> **Task details**
Pull out every line below holding the word "штука".

> **Recorded information**
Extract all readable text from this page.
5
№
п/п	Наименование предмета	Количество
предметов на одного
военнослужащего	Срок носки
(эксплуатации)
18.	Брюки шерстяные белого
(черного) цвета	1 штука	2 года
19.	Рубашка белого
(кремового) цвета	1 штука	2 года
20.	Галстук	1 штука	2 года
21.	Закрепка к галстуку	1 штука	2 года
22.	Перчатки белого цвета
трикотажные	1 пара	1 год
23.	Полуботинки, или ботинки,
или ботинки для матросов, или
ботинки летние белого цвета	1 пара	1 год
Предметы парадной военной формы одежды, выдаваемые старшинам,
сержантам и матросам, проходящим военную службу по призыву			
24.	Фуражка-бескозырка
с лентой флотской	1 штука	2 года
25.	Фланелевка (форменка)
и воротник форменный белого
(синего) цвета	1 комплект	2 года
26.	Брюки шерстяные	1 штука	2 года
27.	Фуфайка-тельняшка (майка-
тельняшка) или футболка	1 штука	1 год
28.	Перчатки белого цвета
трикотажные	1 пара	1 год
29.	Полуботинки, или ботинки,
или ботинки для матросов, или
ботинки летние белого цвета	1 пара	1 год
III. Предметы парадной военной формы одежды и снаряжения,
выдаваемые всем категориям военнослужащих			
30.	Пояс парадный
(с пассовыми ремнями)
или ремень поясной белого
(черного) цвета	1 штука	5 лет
---
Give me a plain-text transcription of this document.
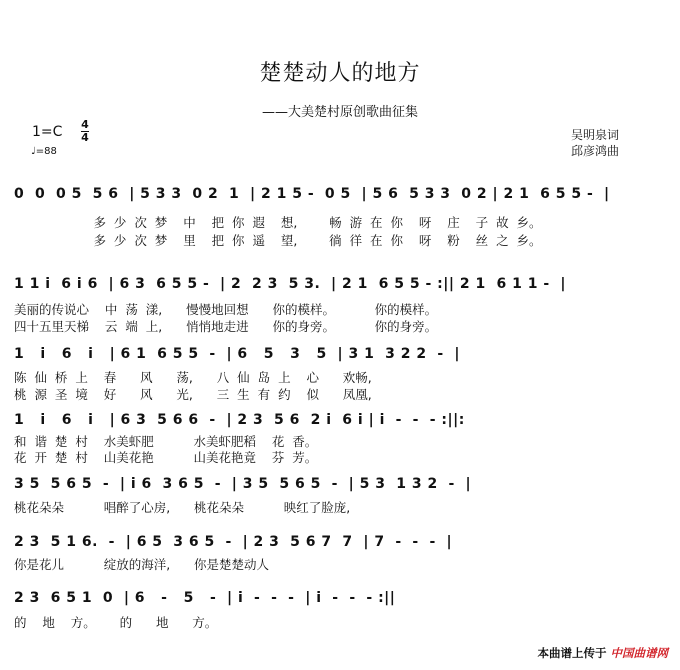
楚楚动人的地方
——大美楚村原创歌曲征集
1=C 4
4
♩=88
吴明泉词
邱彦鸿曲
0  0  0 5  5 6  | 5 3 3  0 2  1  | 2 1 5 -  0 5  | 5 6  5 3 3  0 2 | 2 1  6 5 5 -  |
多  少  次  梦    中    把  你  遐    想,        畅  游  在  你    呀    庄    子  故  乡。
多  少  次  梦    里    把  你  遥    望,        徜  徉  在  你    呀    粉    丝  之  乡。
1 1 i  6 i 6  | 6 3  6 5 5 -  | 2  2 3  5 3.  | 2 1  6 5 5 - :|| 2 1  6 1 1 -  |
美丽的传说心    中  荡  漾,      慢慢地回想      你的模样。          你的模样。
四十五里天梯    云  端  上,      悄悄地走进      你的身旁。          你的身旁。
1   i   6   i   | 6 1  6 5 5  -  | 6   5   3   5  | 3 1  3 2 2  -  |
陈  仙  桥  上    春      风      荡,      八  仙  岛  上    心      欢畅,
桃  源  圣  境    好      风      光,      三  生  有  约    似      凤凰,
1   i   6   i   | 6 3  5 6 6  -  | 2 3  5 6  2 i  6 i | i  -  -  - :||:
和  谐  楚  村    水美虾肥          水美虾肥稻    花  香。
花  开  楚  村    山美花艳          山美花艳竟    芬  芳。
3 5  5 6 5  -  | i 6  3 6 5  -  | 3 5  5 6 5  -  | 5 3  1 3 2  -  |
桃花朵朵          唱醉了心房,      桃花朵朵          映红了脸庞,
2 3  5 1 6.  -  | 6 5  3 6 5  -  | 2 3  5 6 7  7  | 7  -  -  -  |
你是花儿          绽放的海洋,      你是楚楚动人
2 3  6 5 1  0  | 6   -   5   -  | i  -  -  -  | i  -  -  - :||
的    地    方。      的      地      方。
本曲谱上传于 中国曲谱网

> **Answer to the exercise**
(черного) цвета	1 штука	2 года
(кремового) цвета	1 штука	2 года
20.	Галстук	1 штука	2 года
21.	Закрепка к галстуку	1 штука	2 года
с лентой флотской	1 штука	2 года
26.	Брюки шерстяные	1 штука	2 года
тельняшка) или футболка	1 штука	1 год
(черного) цвета	1 штука	5 лет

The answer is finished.